**WORK TO COMPLETE**
Copy out the lines that include the word "shall".

(begin)

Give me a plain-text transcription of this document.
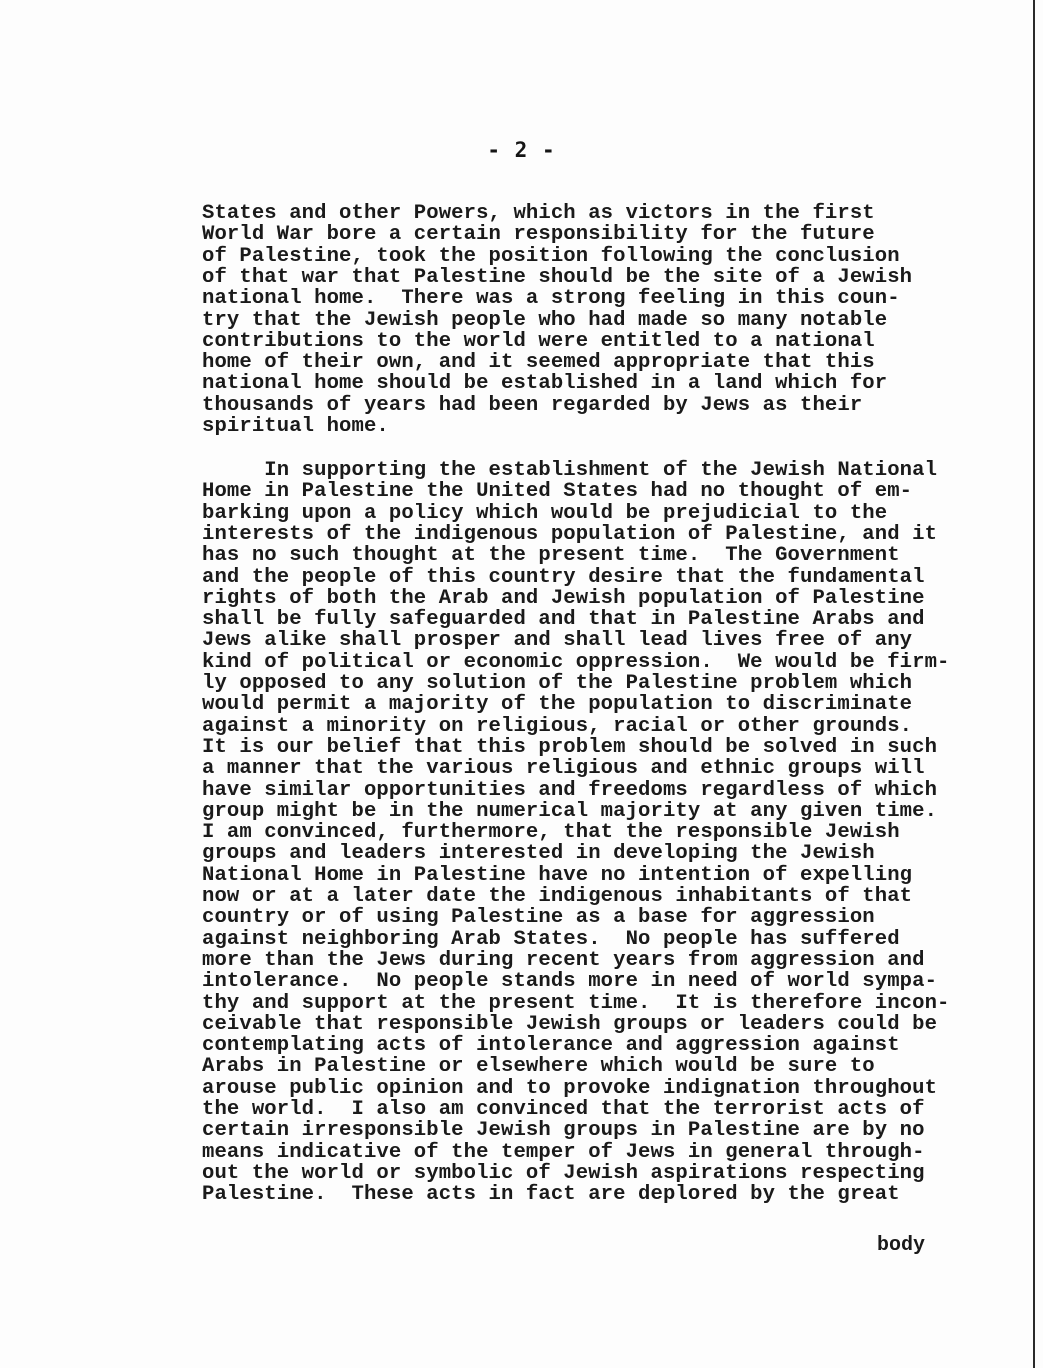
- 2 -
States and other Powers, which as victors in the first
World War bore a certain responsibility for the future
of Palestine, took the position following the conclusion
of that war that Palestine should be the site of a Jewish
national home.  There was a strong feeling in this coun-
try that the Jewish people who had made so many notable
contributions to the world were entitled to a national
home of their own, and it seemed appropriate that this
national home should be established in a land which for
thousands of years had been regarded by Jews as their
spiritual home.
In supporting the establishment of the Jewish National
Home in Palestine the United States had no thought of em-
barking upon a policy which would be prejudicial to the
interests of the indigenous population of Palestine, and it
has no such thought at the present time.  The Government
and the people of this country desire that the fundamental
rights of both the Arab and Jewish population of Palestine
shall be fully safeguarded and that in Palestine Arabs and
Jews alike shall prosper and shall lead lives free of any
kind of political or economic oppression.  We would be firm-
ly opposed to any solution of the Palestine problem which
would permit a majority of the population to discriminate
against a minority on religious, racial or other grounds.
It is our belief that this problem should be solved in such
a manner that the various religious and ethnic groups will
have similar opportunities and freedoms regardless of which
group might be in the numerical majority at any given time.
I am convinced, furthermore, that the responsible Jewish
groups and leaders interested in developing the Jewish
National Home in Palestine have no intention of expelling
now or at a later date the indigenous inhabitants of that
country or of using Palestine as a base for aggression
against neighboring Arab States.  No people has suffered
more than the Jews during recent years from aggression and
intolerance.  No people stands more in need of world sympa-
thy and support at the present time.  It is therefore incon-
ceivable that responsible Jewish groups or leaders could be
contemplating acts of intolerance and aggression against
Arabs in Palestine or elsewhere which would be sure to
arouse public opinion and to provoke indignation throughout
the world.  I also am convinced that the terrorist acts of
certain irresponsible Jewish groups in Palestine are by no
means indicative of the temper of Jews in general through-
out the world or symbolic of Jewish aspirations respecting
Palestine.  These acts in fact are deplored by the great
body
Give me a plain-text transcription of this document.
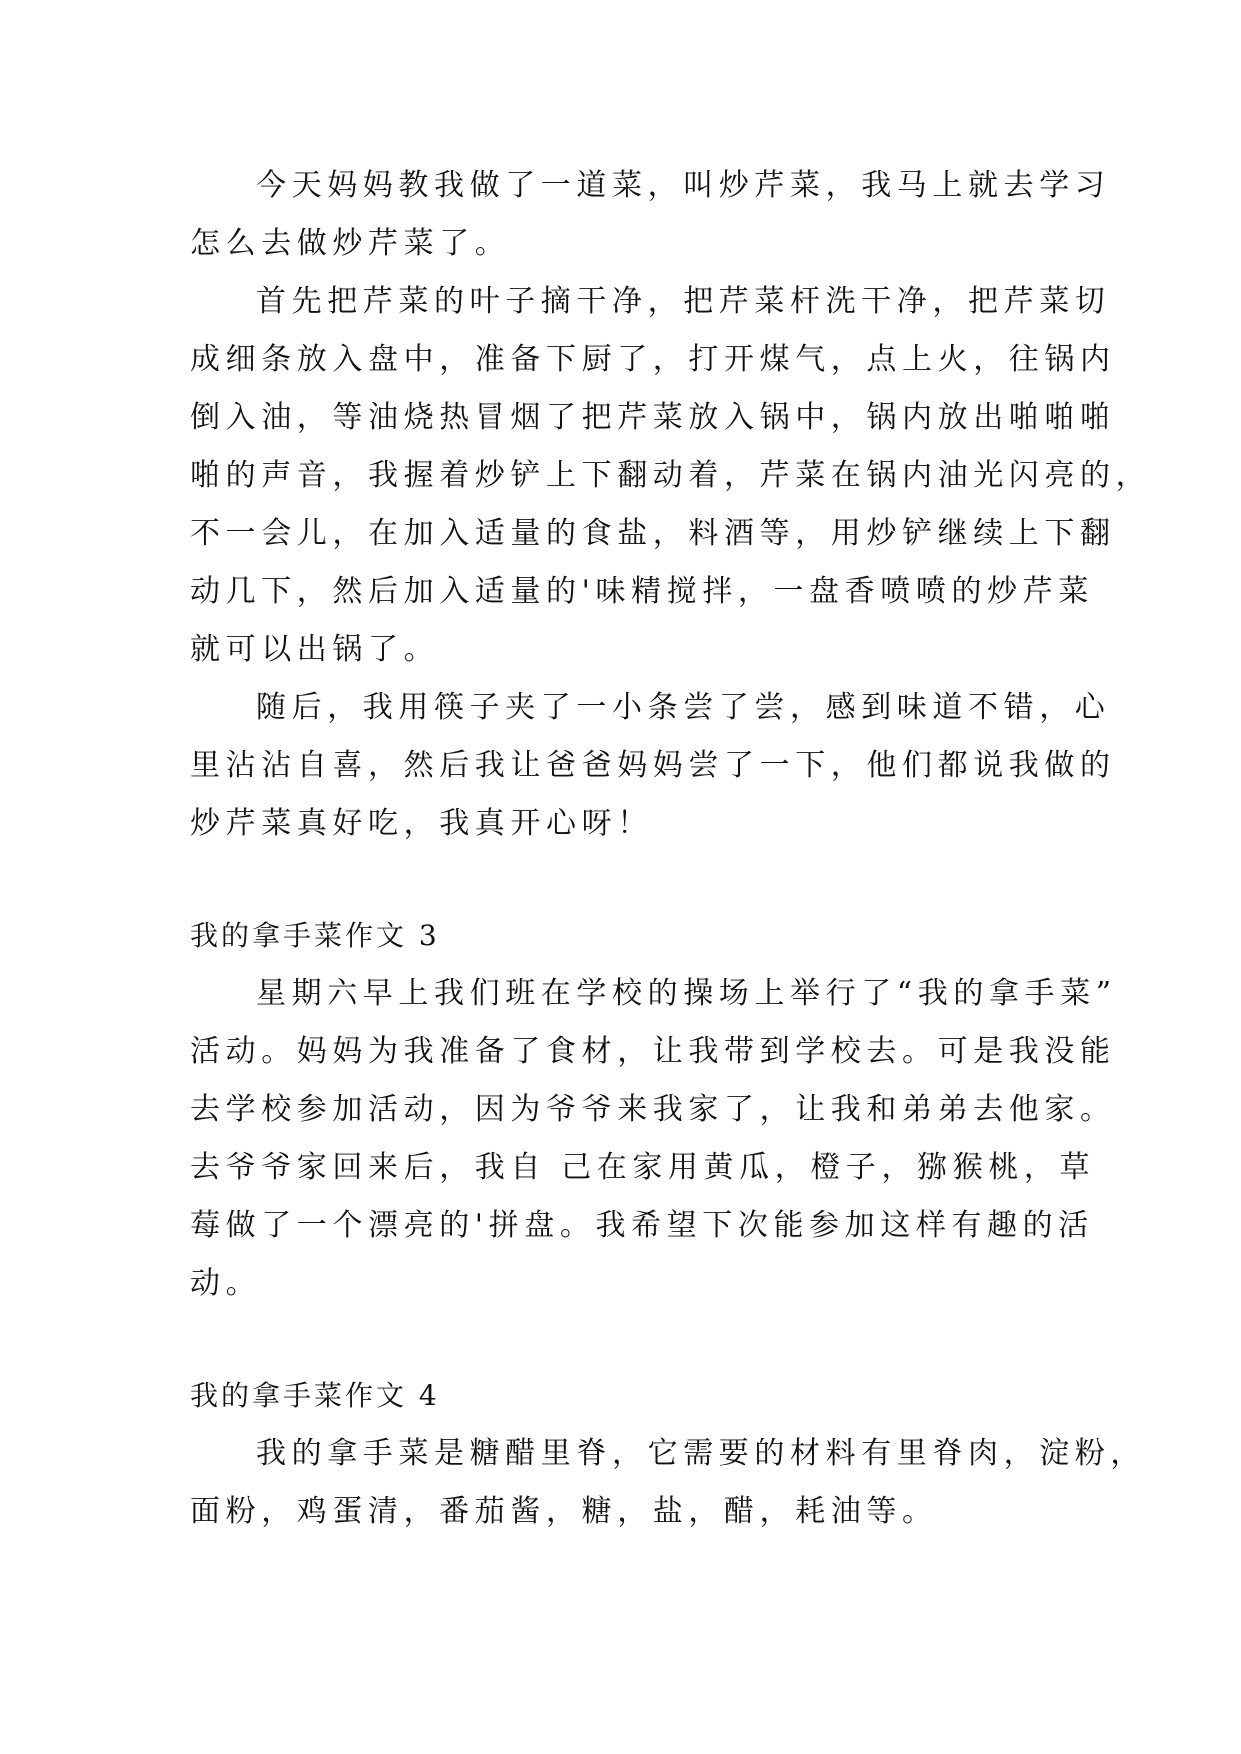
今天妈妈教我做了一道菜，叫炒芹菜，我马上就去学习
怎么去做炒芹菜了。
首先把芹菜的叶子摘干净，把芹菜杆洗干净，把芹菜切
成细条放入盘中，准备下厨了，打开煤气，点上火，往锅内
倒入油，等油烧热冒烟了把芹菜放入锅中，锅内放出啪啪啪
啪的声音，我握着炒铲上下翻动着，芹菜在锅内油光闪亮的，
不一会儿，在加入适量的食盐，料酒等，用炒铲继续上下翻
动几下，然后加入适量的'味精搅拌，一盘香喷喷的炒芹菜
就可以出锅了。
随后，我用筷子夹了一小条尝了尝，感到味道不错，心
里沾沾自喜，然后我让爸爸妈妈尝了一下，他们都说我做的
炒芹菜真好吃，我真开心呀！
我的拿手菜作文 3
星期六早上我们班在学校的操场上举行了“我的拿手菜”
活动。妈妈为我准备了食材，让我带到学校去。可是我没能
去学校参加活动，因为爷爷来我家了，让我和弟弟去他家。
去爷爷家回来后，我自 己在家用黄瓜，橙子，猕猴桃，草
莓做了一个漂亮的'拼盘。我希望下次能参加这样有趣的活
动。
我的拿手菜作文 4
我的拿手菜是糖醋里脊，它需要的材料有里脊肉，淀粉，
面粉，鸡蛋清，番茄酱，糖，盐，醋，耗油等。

(end)
(begin)

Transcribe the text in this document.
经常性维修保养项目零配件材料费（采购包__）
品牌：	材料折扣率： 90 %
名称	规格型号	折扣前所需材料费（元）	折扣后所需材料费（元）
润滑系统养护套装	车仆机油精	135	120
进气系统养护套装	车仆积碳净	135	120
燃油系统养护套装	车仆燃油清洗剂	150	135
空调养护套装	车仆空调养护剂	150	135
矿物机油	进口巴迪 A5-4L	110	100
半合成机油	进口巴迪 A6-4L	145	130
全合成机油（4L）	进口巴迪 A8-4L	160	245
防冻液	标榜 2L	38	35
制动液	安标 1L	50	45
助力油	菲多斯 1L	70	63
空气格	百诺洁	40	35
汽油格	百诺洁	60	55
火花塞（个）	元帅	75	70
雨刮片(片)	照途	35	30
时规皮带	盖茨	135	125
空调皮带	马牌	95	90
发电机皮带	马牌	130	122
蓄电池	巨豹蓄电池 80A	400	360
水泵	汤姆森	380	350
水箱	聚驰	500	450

(end)

**SOLUTION TO THIS PROBLEM**
shall be fully safeguarded and that in Palestine Arabs and
Jews alike shall prosper and shall lead lives free of any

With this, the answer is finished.